--- start Data for this exercise ---

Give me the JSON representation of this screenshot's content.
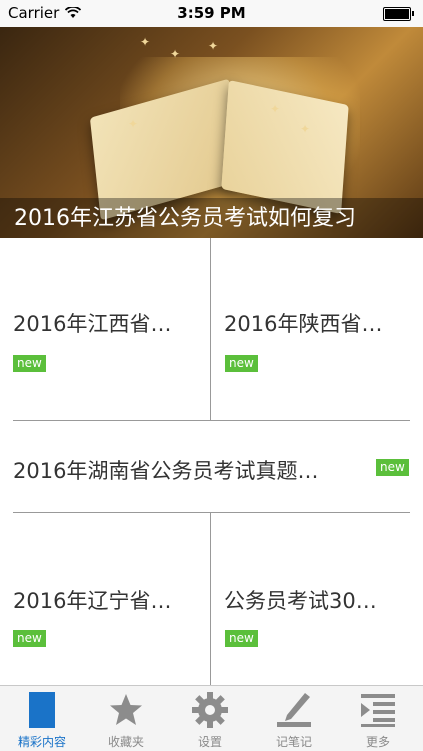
{
  "status_bar": {
    "carrier": "Carrier",
    "time": "3:59 PM"
  },
  "hero": {
    "title": "2016年江苏省公务员考试如何复习"
  },
  "articles": [
    {
      "title": "2016年江西省…",
      "badge": "new"
    },
    {
      "title": "2016年陕西省…",
      "badge": "new"
    },
    {
      "title": "2016年湖南省公务员考试真题…",
      "badge": "new"
    },
    {
      "title": "2016年辽宁省…",
      "badge": "new"
    },
    {
      "title": "公务员考试30…",
      "badge": "new"
    }
  ],
  "tab_bar": {
    "active_color": "#1a73c8",
    "items": [
      {
        "label": "精彩内容",
        "icon": "article-icon",
        "active": true
      },
      {
        "label": "收藏夹",
        "icon": "star-icon",
        "active": false
      },
      {
        "label": "设置",
        "icon": "gear-icon",
        "active": false
      },
      {
        "label": "记笔记",
        "icon": "pen-icon",
        "active": false
      },
      {
        "label": "更多",
        "icon": "more-list-icon",
        "active": false
      }
    ]
  }
}
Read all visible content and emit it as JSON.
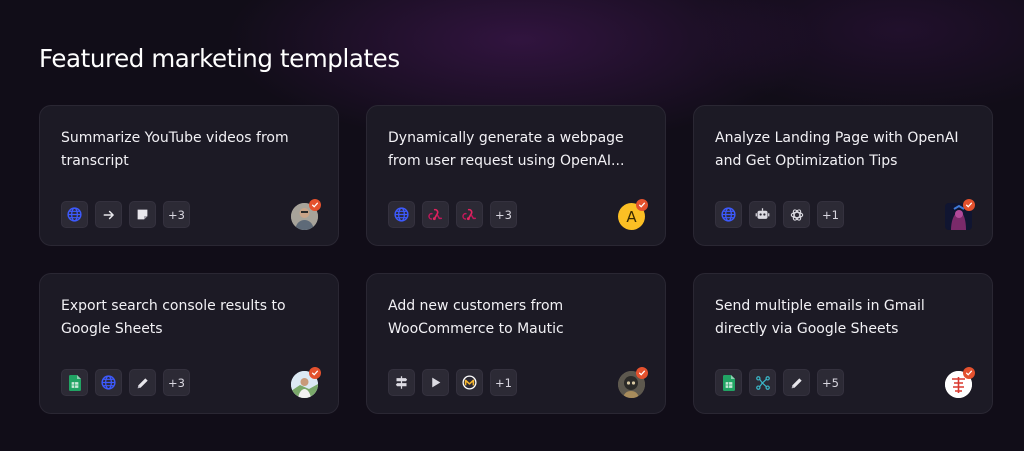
{
  "page": {
    "heading": "Featured marketing templates"
  },
  "templates": [
    {
      "title": "Summarize YouTube videos from transcript",
      "nodes": [
        "globe-icon",
        "arrow-right-icon",
        "sticky-note-icon"
      ],
      "more": "+3",
      "avatar": "creator-photo-avatar"
    },
    {
      "title": "Dynamically generate a webpage from user request using OpenAI...",
      "nodes": [
        "globe-icon",
        "webhook-icon",
        "webhook-icon"
      ],
      "more": "+3",
      "avatar": "letter-avatar",
      "avatar_letter": "A"
    },
    {
      "title": "Analyze Landing Page with OpenAI and Get Optimization Tips",
      "nodes": [
        "globe-icon",
        "robot-icon",
        "openai-icon"
      ],
      "more": "+1",
      "avatar": "creator-photo-avatar"
    },
    {
      "title": "Export search console results to Google Sheets",
      "nodes": [
        "google-sheets-icon",
        "globe-icon",
        "pencil-icon"
      ],
      "more": "+3",
      "avatar": "creator-photo-avatar"
    },
    {
      "title": "Add new customers from WooCommerce to Mautic",
      "nodes": [
        "signpost-icon",
        "play-icon",
        "mautic-icon"
      ],
      "more": "+1",
      "avatar": "creator-photo-avatar"
    },
    {
      "title": "Send multiple emails in Gmail directly via Google Sheets",
      "nodes": [
        "google-sheets-icon",
        "split-flow-icon",
        "pencil-icon"
      ],
      "more": "+5",
      "avatar": "creator-photo-avatar"
    }
  ],
  "colors": {
    "background": "#110d18",
    "card": "#1c1a25",
    "verified_badge": "#e4512e",
    "globe_blue": "#3d5afe",
    "webhook_pink": "#e0245e",
    "sheets_green": "#21a464",
    "avatar_yellow": "#fbbf24"
  }
}
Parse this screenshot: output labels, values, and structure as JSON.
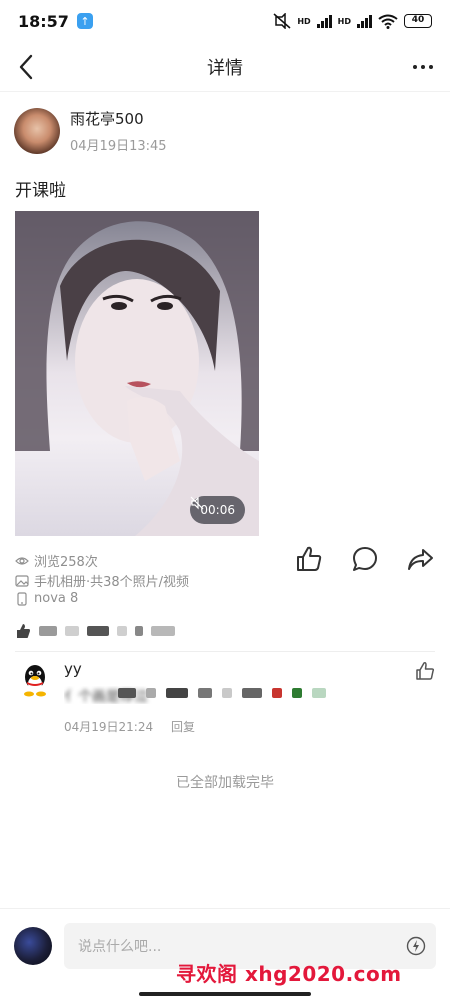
{
  "status_bar": {
    "time": "18:57",
    "app_badge_icon": "upload-arrow-icon",
    "network": [
      "HD",
      "HD"
    ],
    "battery": "40"
  },
  "nav": {
    "title": "详情"
  },
  "post": {
    "author_name": "雨花亭500",
    "timestamp": "04月19日13:45",
    "text": "开课啦",
    "video_duration": "00:06",
    "views": "浏览258次",
    "source": "手机相册·共38个照片/视频",
    "device": "nova 8"
  },
  "comment": {
    "name": "yy",
    "partial_text": "亻个画是荐泣",
    "time": "04月19日21:24",
    "reply_label": "回复"
  },
  "footer_status": "已全部加载完毕",
  "bottom": {
    "input_placeholder": "说点什么吧...",
    "watermark": "寻欢阁 xhg2020.com"
  },
  "colors": {
    "watermark": "#e3183b",
    "secondary_text": "#9a9a9a"
  }
}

--- end Data for this exercise ---

All of the entries above should be copied exactly, except for the pictures.

Finished answer>
Give me the JSON representation of this screenshot's content.
{
  "status_bar": {
    "carrier": "Carrier",
    "time": "3:59 PM"
  },
  "hero": {
    "title": "2016年江苏省公务员考试如何复习"
  },
  "articles": [
    {
      "title": "2016年江西省…",
      "badge": "new"
    },
    {
      "title": "2016年陕西省…",
      "badge": "new"
    },
    {
      "title": "2016年湖南省公务员考试真题…",
      "badge": "new"
    },
    {
      "title": "2016年辽宁省…",
      "badge": "new"
    },
    {
      "title": "公务员考试30…",
      "badge": "new"
    }
  ],
  "tab_bar": {
    "active_color": "#1a73c8",
    "items": [
      {
        "label": "精彩内容",
        "icon": "article-icon",
        "active": true
      },
      {
        "label": "收藏夹",
        "icon": "star-icon",
        "active": false
      },
      {
        "label": "设置",
        "icon": "gear-icon",
        "active": false
      },
      {
        "label": "记笔记",
        "icon": "pen-icon",
        "active": false
      },
      {
        "label": "更多",
        "icon": "more-list-icon",
        "active": false
      }
    ]
  }
}
Read all visible content and emit it as JSON.
{
  "page": {
    "heading": "Featured marketing templates"
  },
  "templates": [
    {
      "title": "Summarize YouTube videos from transcript",
      "nodes": [
        "globe-icon",
        "arrow-right-icon",
        "sticky-note-icon"
      ],
      "more": "+3",
      "avatar": "creator-photo-avatar"
    },
    {
      "title": "Dynamically generate a webpage from user request using OpenAI...",
      "nodes": [
        "globe-icon",
        "webhook-icon",
        "webhook-icon"
      ],
      "more": "+3",
      "avatar": "letter-avatar",
      "avatar_letter": "A"
    },
    {
      "title": "Analyze Landing Page with OpenAI and Get Optimization Tips",
      "nodes": [
        "globe-icon",
        "robot-icon",
        "openai-icon"
      ],
      "more": "+1",
      "avatar": "creator-photo-avatar"
    },
    {
      "title": "Export search console results to Google Sheets",
      "nodes": [
        "google-sheets-icon",
        "globe-icon",
        "pencil-icon"
      ],
      "more": "+3",
      "avatar": "creator-photo-avatar"
    },
    {
      "title": "Add new customers from WooCommerce to Mautic",
      "nodes": [
        "signpost-icon",
        "play-icon",
        "mautic-icon"
      ],
      "more": "+1",
      "avatar": "creator-photo-avatar"
    },
    {
      "title": "Send multiple emails in Gmail directly via Google Sheets",
      "nodes": [
        "google-sheets-icon",
        "split-flow-icon",
        "pencil-icon"
      ],
      "more": "+5",
      "avatar": "creator-photo-avatar"
    }
  ],
  "colors": {
    "background": "#110d18",
    "card": "#1c1a25",
    "verified_badge": "#e4512e",
    "globe_blue": "#3d5afe",
    "webhook_pink": "#e0245e",
    "sheets_green": "#21a464",
    "avatar_yellow": "#fbbf24"
  }
}
Parse this screenshot: output labels, values, and structure as JSON.
{
  "status_bar": {
    "time": "18:57",
    "app_badge_icon": "upload-arrow-icon",
    "network": [
      "HD",
      "HD"
    ],
    "battery": "40"
  },
  "nav": {
    "title": "详情"
  },
  "post": {
    "author_name": "雨花亭500",
    "timestamp": "04月19日13:45",
    "text": "开课啦",
    "video_duration": "00:06",
    "views": "浏览258次",
    "source": "手机相册·共38个照片/视频",
    "device": "nova 8"
  },
  "comment": {
    "name": "yy",
    "partial_text": "亻个画是荐泣",
    "time": "04月19日21:24",
    "reply_label": "回复"
  },
  "footer_status": "已全部加载完毕",
  "bottom": {
    "input_placeholder": "说点什么吧...",
    "watermark": "寻欢阁 xhg2020.com"
  },
  "colors": {
    "watermark": "#e3183b",
    "secondary_text": "#9a9a9a"
  }
}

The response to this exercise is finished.